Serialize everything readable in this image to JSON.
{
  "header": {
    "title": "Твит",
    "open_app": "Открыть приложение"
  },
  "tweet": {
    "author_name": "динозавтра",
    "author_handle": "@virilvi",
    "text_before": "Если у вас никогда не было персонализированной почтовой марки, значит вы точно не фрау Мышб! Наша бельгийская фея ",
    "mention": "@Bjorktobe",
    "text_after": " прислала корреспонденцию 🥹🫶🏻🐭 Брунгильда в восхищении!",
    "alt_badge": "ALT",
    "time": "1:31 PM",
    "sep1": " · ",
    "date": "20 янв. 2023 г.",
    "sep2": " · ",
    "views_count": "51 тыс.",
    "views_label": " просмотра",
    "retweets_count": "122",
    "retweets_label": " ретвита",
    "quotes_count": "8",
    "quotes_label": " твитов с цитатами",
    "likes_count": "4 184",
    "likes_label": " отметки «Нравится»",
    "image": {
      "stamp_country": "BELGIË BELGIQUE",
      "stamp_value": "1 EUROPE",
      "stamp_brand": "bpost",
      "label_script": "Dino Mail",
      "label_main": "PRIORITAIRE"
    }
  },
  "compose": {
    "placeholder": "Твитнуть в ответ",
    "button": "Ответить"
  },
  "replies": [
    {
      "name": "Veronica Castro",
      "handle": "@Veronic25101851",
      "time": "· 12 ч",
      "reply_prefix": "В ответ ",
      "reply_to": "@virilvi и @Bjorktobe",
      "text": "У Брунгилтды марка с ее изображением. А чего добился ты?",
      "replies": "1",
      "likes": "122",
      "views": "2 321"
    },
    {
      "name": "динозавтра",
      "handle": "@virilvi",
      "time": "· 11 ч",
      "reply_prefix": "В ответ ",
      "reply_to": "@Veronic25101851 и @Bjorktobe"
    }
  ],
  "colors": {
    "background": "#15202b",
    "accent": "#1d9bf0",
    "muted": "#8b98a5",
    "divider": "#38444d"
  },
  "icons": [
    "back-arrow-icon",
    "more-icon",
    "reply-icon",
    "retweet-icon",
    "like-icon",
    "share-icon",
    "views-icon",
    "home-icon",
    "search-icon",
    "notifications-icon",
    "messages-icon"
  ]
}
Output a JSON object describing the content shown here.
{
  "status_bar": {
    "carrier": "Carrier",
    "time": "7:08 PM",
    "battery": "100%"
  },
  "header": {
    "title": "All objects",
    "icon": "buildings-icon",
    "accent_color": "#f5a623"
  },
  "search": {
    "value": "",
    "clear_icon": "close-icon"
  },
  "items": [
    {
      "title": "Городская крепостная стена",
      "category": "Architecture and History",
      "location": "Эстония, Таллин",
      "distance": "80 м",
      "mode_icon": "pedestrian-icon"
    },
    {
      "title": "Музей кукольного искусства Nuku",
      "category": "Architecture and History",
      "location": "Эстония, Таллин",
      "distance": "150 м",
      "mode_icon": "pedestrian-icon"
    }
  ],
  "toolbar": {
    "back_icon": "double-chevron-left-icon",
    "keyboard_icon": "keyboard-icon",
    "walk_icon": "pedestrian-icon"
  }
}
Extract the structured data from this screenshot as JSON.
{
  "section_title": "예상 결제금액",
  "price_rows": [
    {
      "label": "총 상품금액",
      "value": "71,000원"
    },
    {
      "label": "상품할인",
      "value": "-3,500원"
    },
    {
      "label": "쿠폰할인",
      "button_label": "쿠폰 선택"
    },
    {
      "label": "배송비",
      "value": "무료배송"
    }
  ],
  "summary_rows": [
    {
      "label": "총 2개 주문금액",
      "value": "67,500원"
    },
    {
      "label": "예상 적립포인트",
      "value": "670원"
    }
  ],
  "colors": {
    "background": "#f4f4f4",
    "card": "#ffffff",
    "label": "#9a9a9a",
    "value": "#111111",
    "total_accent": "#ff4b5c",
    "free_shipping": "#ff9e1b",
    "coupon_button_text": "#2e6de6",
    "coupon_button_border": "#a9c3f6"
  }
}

## [Instruction]
Using the data above, reproduce every line exactly.

## [Response for this exercise]
Serialize everything readable in this image to JSON.
{
  "header": {
    "title": "Твит",
    "open_app": "Открыть приложение"
  },
  "tweet": {
    "author_name": "динозавтра",
    "author_handle": "@virilvi",
    "text_before": "Если у вас никогда не было персонализированной почтовой марки, значит вы точно не фрау Мышб! Наша бельгийская фея ",
    "mention": "@Bjorktobe",
    "text_after": " прислала корреспонденцию 🥹🫶🏻🐭 Брунгильда в восхищении!",
    "alt_badge": "ALT",
    "time": "1:31 PM",
    "sep1": " · ",
    "date": "20 янв. 2023 г.",
    "sep2": " · ",
    "views_count": "51 тыс.",
    "views_label": " просмотра",
    "retweets_count": "122",
    "retweets_label": " ретвита",
    "quotes_count": "8",
    "quotes_label": " твитов с цитатами",
    "likes_count": "4 184",
    "likes_label": " отметки «Нравится»",
    "image": {
      "stamp_country": "BELGIË BELGIQUE",
      "stamp_value": "1 EUROPE",
      "stamp_brand": "bpost",
      "label_script": "Dino Mail",
      "label_main": "PRIORITAIRE"
    }
  },
  "compose": {
    "placeholder": "Твитнуть в ответ",
    "button": "Ответить"
  },
  "replies": [
    {
      "name": "Veronica Castro",
      "handle": "@Veronic25101851",
      "time": "· 12 ч",
      "reply_prefix": "В ответ ",
      "reply_to": "@virilvi и @Bjorktobe",
      "text": "У Брунгилтды марка с ее изображением. А чего добился ты?",
      "replies": "1",
      "likes": "122",
      "views": "2 321"
    },
    {
      "name": "динозавтра",
      "handle": "@virilvi",
      "time": "· 11 ч",
      "reply_prefix": "В ответ ",
      "reply_to": "@Veronic25101851 и @Bjorktobe"
    }
  ],
  "colors": {
    "background": "#15202b",
    "accent": "#1d9bf0",
    "muted": "#8b98a5",
    "divider": "#38444d"
  },
  "icons": [
    "back-arrow-icon",
    "more-icon",
    "reply-icon",
    "retweet-icon",
    "like-icon",
    "share-icon",
    "views-icon",
    "home-icon",
    "search-icon",
    "notifications-icon",
    "messages-icon"
  ]
}
Output a JSON object describing the content shown here.
{
  "status_bar": {
    "carrier": "Carrier",
    "time": "7:08 PM",
    "battery": "100%"
  },
  "header": {
    "title": "All objects",
    "icon": "buildings-icon",
    "accent_color": "#f5a623"
  },
  "search": {
    "value": "",
    "clear_icon": "close-icon"
  },
  "items": [
    {
      "title": "Городская крепостная стена",
      "category": "Architecture and History",
      "location": "Эстония, Таллин",
      "distance": "80 м",
      "mode_icon": "pedestrian-icon"
    },
    {
      "title": "Музей кукольного искусства Nuku",
      "category": "Architecture and History",
      "location": "Эстония, Таллин",
      "distance": "150 м",
      "mode_icon": "pedestrian-icon"
    }
  ],
  "toolbar": {
    "back_icon": "double-chevron-left-icon",
    "keyboard_icon": "keyboard-icon",
    "walk_icon": "pedestrian-icon"
  }
}
Extract the structured data from this screenshot as JSON.
{
  "section_title": "예상 결제금액",
  "price_rows": [
    {
      "label": "총 상품금액",
      "value": "71,000원"
    },
    {
      "label": "상품할인",
      "value": "-3,500원"
    },
    {
      "label": "쿠폰할인",
      "button_label": "쿠폰 선택"
    },
    {
      "label": "배송비",
      "value": "무료배송"
    }
  ],
  "summary_rows": [
    {
      "label": "총 2개 주문금액",
      "value": "67,500원"
    },
    {
      "label": "예상 적립포인트",
      "value": "670원"
    }
  ],
  "colors": {
    "background": "#f4f4f4",
    "card": "#ffffff",
    "label": "#9a9a9a",
    "value": "#111111",
    "total_accent": "#ff4b5c",
    "free_shipping": "#ff9e1b",
    "coupon_button_text": "#2e6de6",
    "coupon_button_border": "#a9c3f6"
  }
}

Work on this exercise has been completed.